/---

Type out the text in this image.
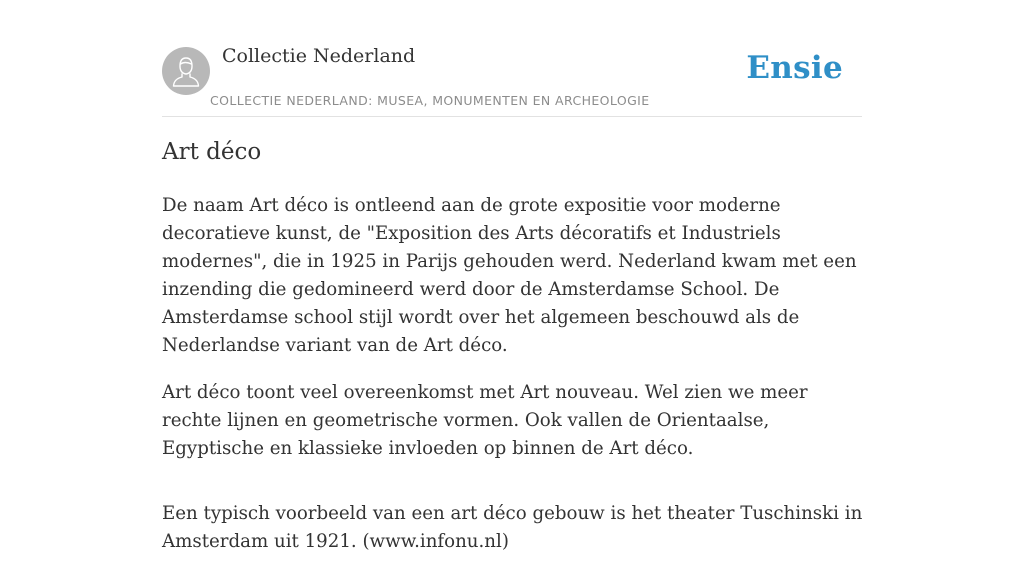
Collectie Nederland
COLLECTIE NEDERLAND: MUSEA, MONUMENTEN EN ARCHEOLOGIE
Ensie
Art déco

De naam Art déco is ontleend aan de grote expositie voor moderne decoratieve kunst, de "Exposition des Arts décoratifs et Industriels modernes", die in 1925 in Parijs gehouden werd. Nederland kwam met een inzending die gedomineerd werd door de Amsterdamse School. De Amsterdamse school stijl wordt over het algemeen beschouwd als de Nederlandse variant van de Art déco.

Art déco toont veel overeenkomst met Art nouveau. Wel zien we meer rechte lijnen en geometrische vormen. Ook vallen de Orientaalse, Egyptische en klassieke invloeden op binnen de Art déco.

Een typisch voorbeeld van een art déco gebouw is het theater Tuschinski in Amsterdam uit 1921. (www.infonu.nl)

\---

Take the entries shown above and quote them verbatim, passing over the pictures.

Type out the text in this image.
Collectie Nederland
COLLECTIE NEDERLAND: MUSEA, MONUMENTEN EN ARCHEOLOGIE
Ensie
Art déco

De naam Art déco is ontleend aan de grote expositie voor moderne decoratieve kunst, de "Exposition des Arts décoratifs et Industriels modernes", die in 1925 in Parijs gehouden werd. Nederland kwam met een inzending die gedomineerd werd door de Amsterdamse School. De Amsterdamse school stijl wordt over het algemeen beschouwd als de Nederlandse variant van de Art déco.

Art déco toont veel overeenkomst met Art nouveau. Wel zien we meer rechte lijnen en geometrische vormen. Ook vallen de Orientaalse, Egyptische en klassieke invloeden op binnen de Art déco.

Een typisch voorbeeld van een art déco gebouw is het theater Tuschinski in Amsterdam uit 1921. (www.infonu.nl)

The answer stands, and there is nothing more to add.